Problem requirements ▸ Lay out the lines of the material from the line containing "label-char: 範 <box>168 351 185 371</box>" through the line containing "row-main-power: 主 電", both included, as a numbered list, leaving out blank lines.

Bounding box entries
= = = =
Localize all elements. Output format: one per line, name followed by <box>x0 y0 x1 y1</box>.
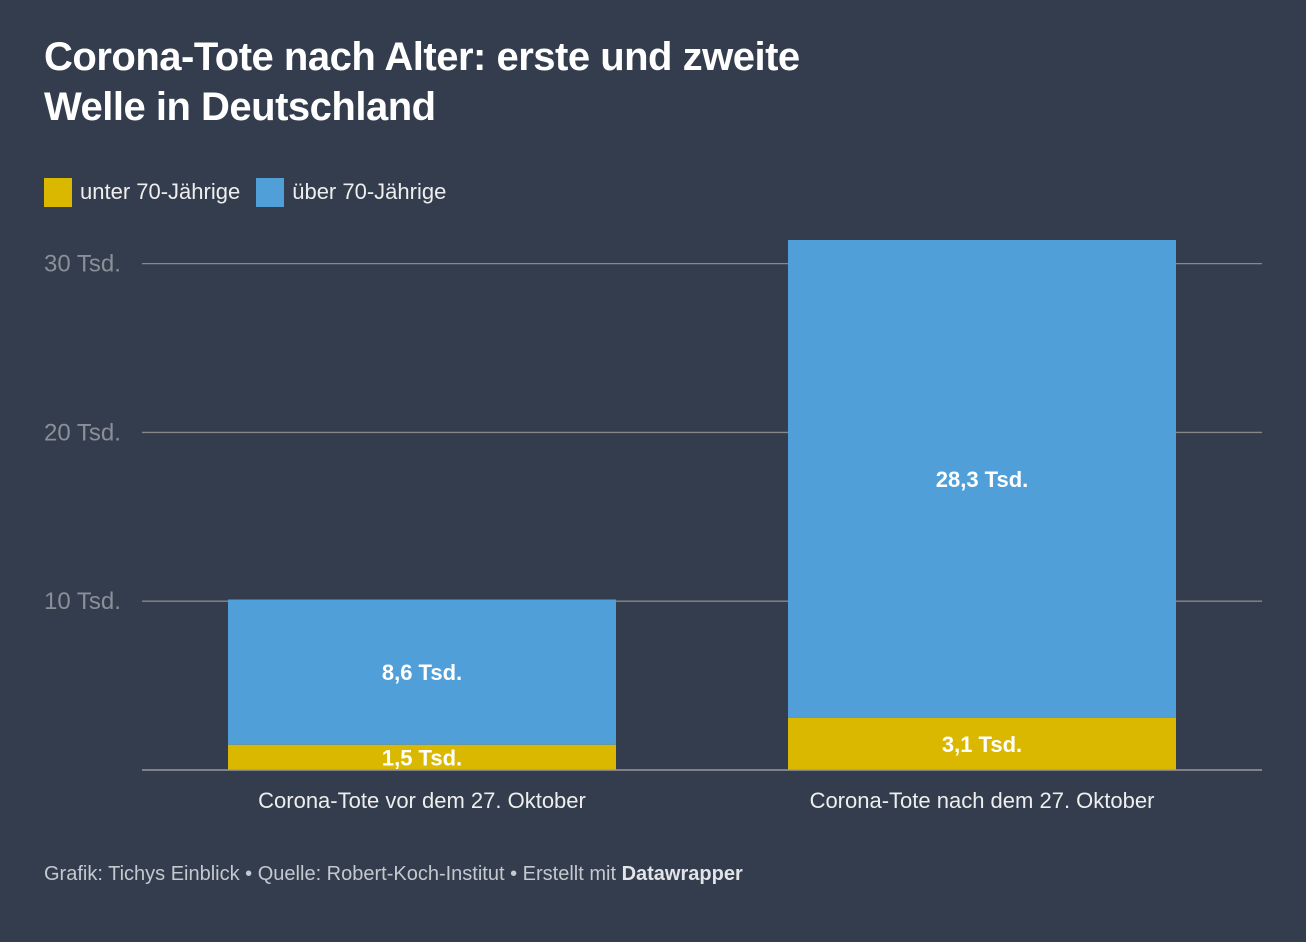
data-label: 28,3 Tsd. <box>936 467 1029 492</box>
footer: Grafik: Tichys Einblick • Quelle: Robert… <box>44 863 743 886</box>
bar-over70 <box>788 240 1176 718</box>
data-label: 8,6 Tsd. <box>382 660 462 685</box>
chart-title: Corona-Tote nach Alter: erste und zweite… <box>44 35 800 129</box>
y-tick-label: 20 Tsd. <box>44 419 121 446</box>
legend-item-under70: unter 70-Jährige <box>44 177 241 207</box>
y-tick-label: 30 Tsd. <box>44 251 121 278</box>
footer-separator: • <box>510 863 518 885</box>
footer-separator: • <box>245 863 253 885</box>
footer-made-with: Erstellt mit <box>522 863 617 885</box>
legend-swatch-over70 <box>256 177 285 207</box>
x-category-label: Corona-Tote vor dem 27. Oktober <box>258 788 586 813</box>
legend-swatch-under70 <box>44 177 72 207</box>
legend-label-over70: über 70-Jährige <box>292 179 447 204</box>
footer-credit: Grafik: Tichys Einblick <box>44 863 240 885</box>
legend-label-under70: unter 70-Jährige <box>80 179 241 204</box>
data-label: 1,5 Tsd. <box>382 745 462 770</box>
legend-item-over70: über 70-Jährige <box>256 177 447 207</box>
data-label: 3,1 Tsd. <box>942 732 1022 757</box>
bar-under70 <box>788 717 1176 770</box>
footer-tool-link[interactable]: Datawrapper <box>621 863 743 885</box>
bar-over70 <box>228 599 616 745</box>
footer-source: Quelle: Robert-Koch-Institut <box>257 863 505 885</box>
y-tick-label: 10 Tsd. <box>44 588 121 615</box>
legend: unter 70-Jährige über 70-Jährige <box>44 176 462 208</box>
bar-under70 <box>228 744 616 770</box>
x-category-label: Corona-Tote nach dem 27. Oktober <box>810 788 1155 813</box>
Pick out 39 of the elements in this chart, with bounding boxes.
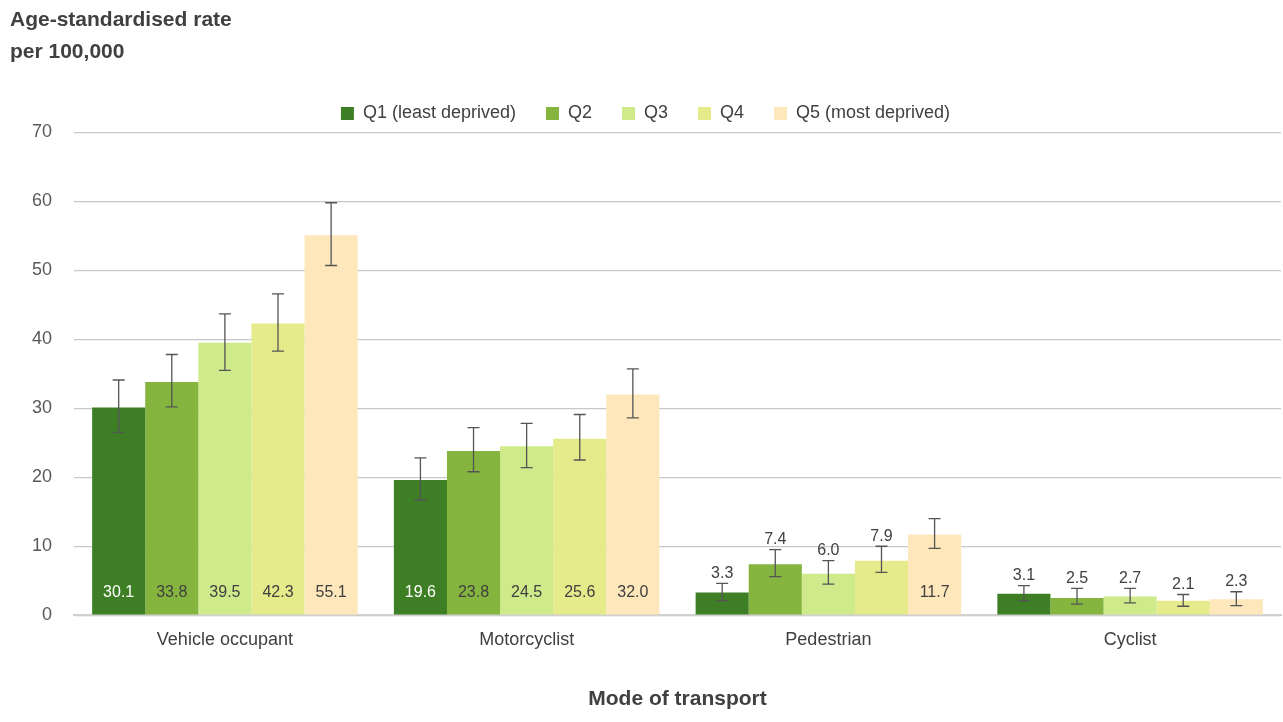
legend-label: Q1 (least deprived)	[362, 102, 516, 123]
data-label: 2.7	[1119, 568, 1142, 586]
legend-label: Q5 (most deprived)	[796, 102, 951, 123]
y-tick-label: 50	[31, 259, 53, 280]
x-tick-label: Pedestrian	[785, 628, 872, 649]
data-label: 19.6	[404, 582, 437, 600]
y-tick-label: 10	[31, 535, 53, 556]
y-tick-label: 0	[42, 604, 53, 625]
y-tick-label: 40	[31, 328, 53, 349]
y-tick-label: 30	[31, 397, 53, 418]
legend-label: Q4	[720, 102, 745, 123]
data-label: 55.1	[315, 582, 347, 600]
legend-label: Q3	[644, 102, 669, 123]
data-label: 30.1	[103, 582, 135, 600]
data-label: 7.9	[870, 526, 893, 544]
x-tick-label: Motorcyclist	[479, 628, 575, 649]
data-label: 11.7	[919, 582, 950, 600]
legend-label: Q2	[567, 102, 593, 123]
data-label: 33.8	[156, 582, 188, 600]
y-axis-title: Age-standardised rate per 100,000	[10, 7, 232, 63]
x-tick-label: Cyclist	[1103, 628, 1157, 649]
x-axis-title: Mode of transport	[588, 686, 767, 710]
data-label: 3.3	[711, 563, 734, 581]
data-label: 24.5	[511, 582, 543, 600]
y-tick-label: 60	[31, 190, 53, 211]
data-label: 2.3	[1225, 572, 1248, 590]
x-tick-label: Vehicle occupant	[156, 628, 293, 649]
data-label: 3.1	[1012, 565, 1036, 583]
data-label: 25.6	[564, 582, 596, 600]
data-label: 39.5	[209, 582, 241, 600]
y-tick-label: 20	[31, 466, 53, 487]
data-label: 42.3	[262, 582, 294, 600]
y-tick-label: 70	[31, 121, 53, 142]
data-label: 7.4	[764, 530, 787, 548]
data-label: 23.8	[457, 582, 490, 600]
data-label: 2.1	[1172, 574, 1195, 592]
data-label: 6.0	[817, 541, 840, 559]
data-label: 2.5	[1065, 568, 1089, 586]
data-label: 32.0	[617, 582, 649, 600]
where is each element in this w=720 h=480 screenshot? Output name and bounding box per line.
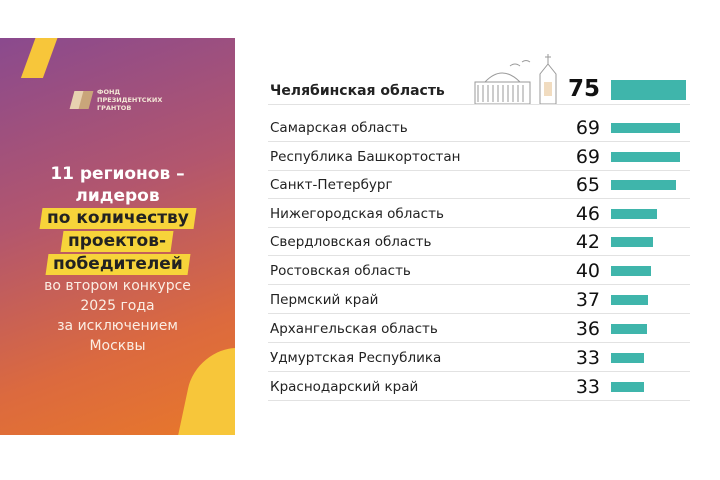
- chart-row: Удмуртская Республика 33: [268, 343, 690, 372]
- chart-row: Ростовская область 40: [268, 256, 690, 285]
- subtitle-line: 2025 года: [80, 298, 155, 314]
- region-label: Челябинская область: [270, 83, 445, 99]
- bar: [611, 324, 647, 334]
- decor-shape: [173, 348, 235, 435]
- value-label: 65: [575, 174, 600, 196]
- region-label: Ростовская область: [270, 263, 411, 279]
- value-label: 36: [575, 318, 600, 340]
- chart-row: Архангельская область 36: [268, 314, 690, 343]
- subtitle-line: во втором конкурсе: [44, 278, 191, 294]
- region-label: Пермский край: [270, 292, 379, 308]
- info-panel: ФОНД ПРЕЗИДЕНТСКИХ ГРАНТОВ 11 регионов –…: [0, 38, 235, 435]
- chart-row: Пермский край 37: [268, 285, 690, 314]
- bar: [611, 80, 686, 100]
- value-label: 40: [575, 260, 600, 282]
- value-label: 33: [575, 347, 600, 369]
- bar: [611, 295, 648, 305]
- decor-shape: [20, 38, 62, 78]
- value-label: 37: [575, 289, 600, 311]
- bar: [611, 180, 676, 190]
- region-label: Краснодарский край: [270, 379, 419, 395]
- region-label: Свердловская область: [270, 234, 432, 250]
- highlight-text: победителей: [52, 254, 183, 274]
- highlight-text: проектов-: [68, 231, 167, 251]
- value-label: 69: [575, 117, 600, 139]
- bar: [611, 123, 680, 133]
- title-line: 11 регионов –: [50, 164, 185, 184]
- chart-row: Краснодарский край 33: [268, 372, 690, 401]
- chart-row: Санкт-Петербург 65: [268, 170, 690, 199]
- subtitle-line: за исключением: [57, 318, 178, 334]
- bar: [611, 266, 651, 276]
- chart-row: Свердловская область 42: [268, 227, 690, 256]
- bar: [611, 353, 644, 363]
- title-line: лидеров: [75, 186, 160, 206]
- region-label: Нижегородская область: [270, 206, 444, 222]
- subtitle-line: Москвы: [89, 338, 146, 354]
- chart-row: Республика Башкортостан 69: [268, 142, 690, 171]
- value-label: 33: [575, 376, 600, 398]
- chart-row: Челябинская область 75: [268, 73, 690, 105]
- chart-row: Самарская область 69: [268, 113, 690, 142]
- value-label: 75: [567, 76, 600, 102]
- logo-mark-icon: [69, 91, 94, 109]
- highlight-text: по количеству: [46, 208, 189, 228]
- logo: ФОНД ПРЕЗИДЕНТСКИХ ГРАНТОВ: [69, 88, 167, 112]
- region-label: Удмуртская Республика: [270, 350, 442, 366]
- region-label: Самарская область: [270, 120, 408, 136]
- region-label: Санкт-Петербург: [270, 177, 393, 193]
- region-label: Республика Башкортостан: [270, 149, 461, 165]
- bar: [611, 209, 657, 219]
- value-label: 69: [575, 146, 600, 168]
- region-label: Архангельская область: [270, 321, 438, 337]
- value-label: 42: [575, 231, 600, 253]
- chart-row: Нижегородская область 46: [268, 199, 690, 228]
- value-label: 46: [575, 203, 600, 225]
- headline: 11 регионов – лидеров по количеству прое…: [0, 163, 235, 356]
- logo-text: ФОНД ПРЕЗИДЕНТСКИХ ГРАНТОВ: [97, 88, 163, 112]
- bar: [611, 237, 653, 247]
- bar: [611, 152, 680, 162]
- bar: [611, 382, 644, 392]
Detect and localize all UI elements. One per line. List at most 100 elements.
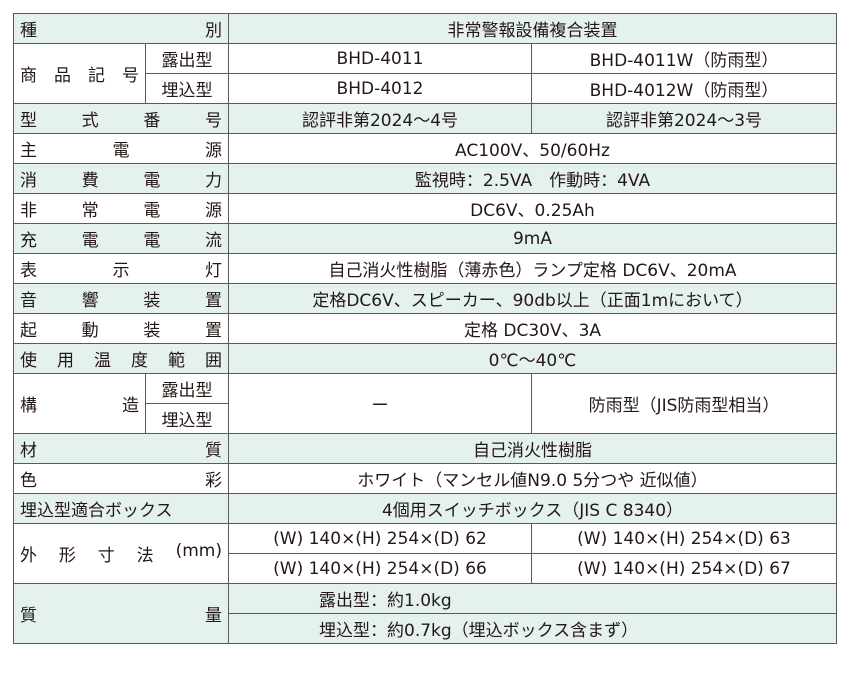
label-char: 範 <box>168 351 185 371</box>
value-structure-1: ー <box>228 373 532 434</box>
value-model-2: 認評非第2024～3号 <box>531 103 837 134</box>
label-char: 電 <box>112 141 130 161</box>
label-kind: 種別 <box>13 13 229 44</box>
label-char: 寸 <box>97 546 115 566</box>
value-structure-2: 防雨型（JIS防雨型相当） <box>531 373 837 434</box>
label-char: 費 <box>81 171 99 191</box>
label-char: 起 <box>20 321 37 341</box>
value-dimensions-2: (W) 140×(H) 254×(D) 63 <box>531 523 837 554</box>
label-char: 別 <box>205 21 222 41</box>
spec-table: 種別 非常警報設備複合装置 商品記号 露出型 BHD-4011 BHD-4011… <box>13 13 837 644</box>
label-char: 量 <box>205 606 222 626</box>
value-weight-embedded: 埋込型：約0.7kg（埋込ボックス含まず） <box>228 613 837 644</box>
label-char: 外 <box>20 546 37 566</box>
row-main-power: 主 電 源 AC100V、50/60Hz <box>13 133 837 164</box>
value-weight-exposed: 露出型：約1.0kg <box>228 583 837 614</box>
row-material: 材質 自己消火性樹脂 <box>13 433 837 464</box>
row-product-exposed: 商品記号 露出型 BHD-4011 BHD-4011W（防雨型） <box>13 43 837 104</box>
label-char: 装 <box>143 321 161 341</box>
row-model: 型 式 番 号 認評非第2024～4号 認評非第2024～3号 <box>13 103 837 134</box>
label-emergency-power: 非常電源 <box>13 193 229 224</box>
label-material: 材質 <box>13 433 229 464</box>
value-product-exposed-2: BHD-4011W（防雨型） <box>531 43 837 74</box>
row-weight-2: 埋込型：約0.7kg（埋込ボックス含まず） <box>14 613 837 644</box>
label-char: 響 <box>81 291 99 311</box>
label-color: 色彩 <box>13 463 229 494</box>
label-starter: 起動装置 <box>13 313 229 344</box>
value-dimensions-3: (W) 140×(H) 254×(D) 66 <box>228 553 532 584</box>
label-dimensions: 外 形 寸 法 (mm) <box>13 523 229 584</box>
label-char: 商 <box>20 66 37 86</box>
label-char: 用 <box>57 351 74 371</box>
row-sound: 音 響 装 置 定格DC6V、スピーカー、90db以上（正面1mにおいて） <box>13 283 837 314</box>
label-sound: 音響装置 <box>13 283 229 314</box>
row-structure-embedded: 埋込型 <box>14 403 837 434</box>
label-char: 質 <box>205 441 222 461</box>
label-char: 型 <box>20 111 37 131</box>
label-char: 動 <box>81 321 99 341</box>
value-product-exposed-1: BHD-4011 <box>228 43 532 74</box>
label-char: 種 <box>20 21 37 41</box>
label-char: 示 <box>112 261 130 281</box>
label-char: 常 <box>81 201 99 221</box>
label-char: 囲 <box>205 351 222 371</box>
label-char: 灯 <box>205 261 222 281</box>
label-char: 式 <box>81 111 99 131</box>
label-char: 装 <box>143 291 161 311</box>
label-char: 源 <box>204 201 222 221</box>
value-charge-current: 9mA <box>228 223 837 254</box>
row-indicator: 表 示 灯 自己消火性樹脂（薄赤色）ランプ定格 DC6V、20mA <box>13 253 837 284</box>
value-emergency-power: DC6V、0.25Ah <box>228 193 837 224</box>
label-char: 色 <box>20 471 37 491</box>
sublabel-exposed: 露出型 <box>145 43 229 74</box>
label-char: 充 <box>20 231 37 251</box>
row-structure-exposed: 構造 露出型 ー 防雨型（JIS防雨型相当） <box>13 373 837 434</box>
label-char: 彩 <box>205 471 222 491</box>
label-char: 電 <box>143 171 161 191</box>
label-char: 使 <box>20 351 37 371</box>
value-indicator: 自己消火性樹脂（薄赤色）ランプ定格 DC6V、20mA <box>228 253 837 284</box>
row-dimensions-2: (W) 140×(H) 254×(D) 66 (W) 140×(H) 254×(… <box>14 553 837 584</box>
row-kind: 種別 非常警報設備複合装置 <box>13 13 837 44</box>
label-consumption: 消費電力 <box>13 163 229 194</box>
value-sound: 定格DC6V、スピーカー、90db以上（正面1mにおいて） <box>228 283 837 314</box>
value-starter: 定格 DC30V、3A <box>228 313 837 344</box>
value-consumption: 監視時：2.5VA 作動時：4VA <box>228 163 837 194</box>
label-indicator: 表示灯 <box>13 253 229 284</box>
label-model: 型式番号 <box>13 103 229 134</box>
label-char: 品 <box>54 66 71 86</box>
label-char: 表 <box>20 261 37 281</box>
label-char: 材 <box>20 441 37 461</box>
value-dimensions-4: (W) 140×(H) 254×(D) 67 <box>531 553 837 584</box>
value-product-embedded-2: BHD-4012W（防雨型） <box>531 73 837 104</box>
row-product-embedded: 埋込型 BHD-4012 BHD-4012W（防雨型） <box>14 73 837 104</box>
label-box: 埋込型適合ボックス <box>13 493 229 524</box>
value-product-embedded-1: BHD-4012 <box>228 73 532 104</box>
value-kind: 非常警報設備複合装置 <box>228 13 837 44</box>
label-char: 主 <box>20 141 37 161</box>
label-weight: 質量 <box>13 583 229 644</box>
row-charge-current: 充 電 電 流 9mA <box>13 223 837 254</box>
value-dimensions-1: (W) 140×(H) 254×(D) 62 <box>228 523 532 554</box>
label-char: 置 <box>204 291 222 311</box>
label-char: 形 <box>58 546 76 566</box>
row-consumption: 消 費 電 力 監視時：2.5VA 作動時：4VA <box>13 163 837 194</box>
label-char: 電 <box>143 201 161 221</box>
label-char: 度 <box>131 351 148 371</box>
label-char: 電 <box>143 231 161 251</box>
label-char: 非 <box>20 201 37 221</box>
label-char: 温 <box>94 351 111 371</box>
label-char: 号 <box>204 111 222 131</box>
label-char: 力 <box>204 171 222 191</box>
sublabel-structure-embedded: 埋込型 <box>145 403 229 434</box>
label-char: 音 <box>20 291 37 311</box>
label-main-power: 主電源 <box>13 133 229 164</box>
label-char: 電 <box>81 231 99 251</box>
row-weight-1: 質量 露出型：約1.0kg <box>13 583 837 644</box>
label-charge-current: 充電電流 <box>13 223 229 254</box>
value-temperature: 0℃～40℃ <box>228 343 837 374</box>
label-char: 置 <box>204 321 222 341</box>
label-product: 商品記号 <box>13 43 146 104</box>
row-temperature: 使用温度範囲 0℃～40℃ <box>13 343 837 374</box>
label-char: 源 <box>205 141 222 161</box>
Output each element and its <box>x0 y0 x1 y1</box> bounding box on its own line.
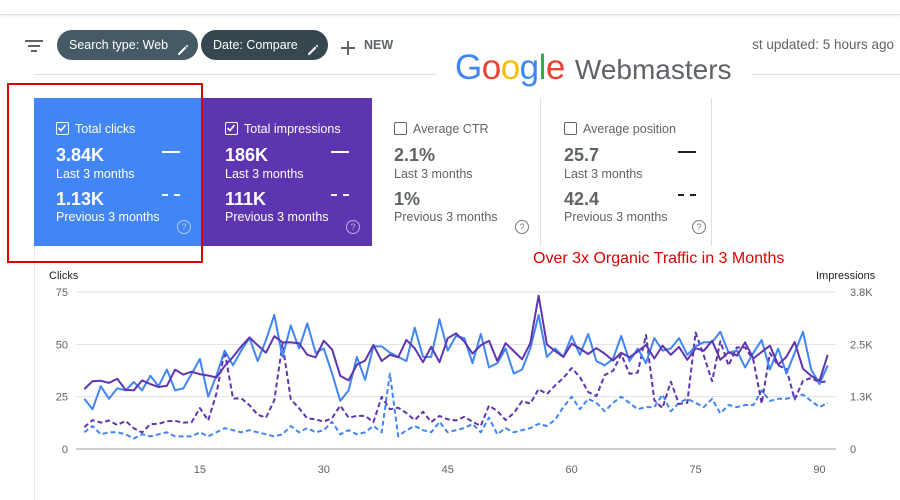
= = = =
Task output ▸
1. label-char: 範 <box>168 351 185 371</box>
2. value-structure-1: ー <box>228 373 532 434</box>
3. value-model-2: 認評非第2024～3号 <box>531 103 837 134</box>
4. label-char: 電 <box>112 141 130 161</box>
5. label-kind: 種別 <box>13 13 229 44</box>
6. label-char: 寸 <box>97 546 115 566</box>
7. value-structure-2: 防雨型（JIS防雨型相当） <box>531 373 837 434</box>
8. label-char: 費 <box>81 171 99 191</box>
9. label-char: 起 <box>20 321 37 341</box>
10. value-dimensions-2: (W) 140×(H) 254×(D) 63 <box>531 523 837 554</box>
11. label-char: 別 <box>205 21 222 41</box>
12. spec-table: 種別 非常警報設備複合装置 商品記号 露出型 BHD-4011 BHD-4011… <box>13 13 837 644</box>
13. label-char: 量 <box>205 606 222 626</box>
14. value-weight-embedded: 埋込型：約0.7kg（埋込ボックス含まず） <box>228 613 837 644</box>
15. label-char: 外 <box>20 546 37 566</box>
16. row-main-power: 主 電 源 AC100V、50/60Hz <box>13 133 837 164</box>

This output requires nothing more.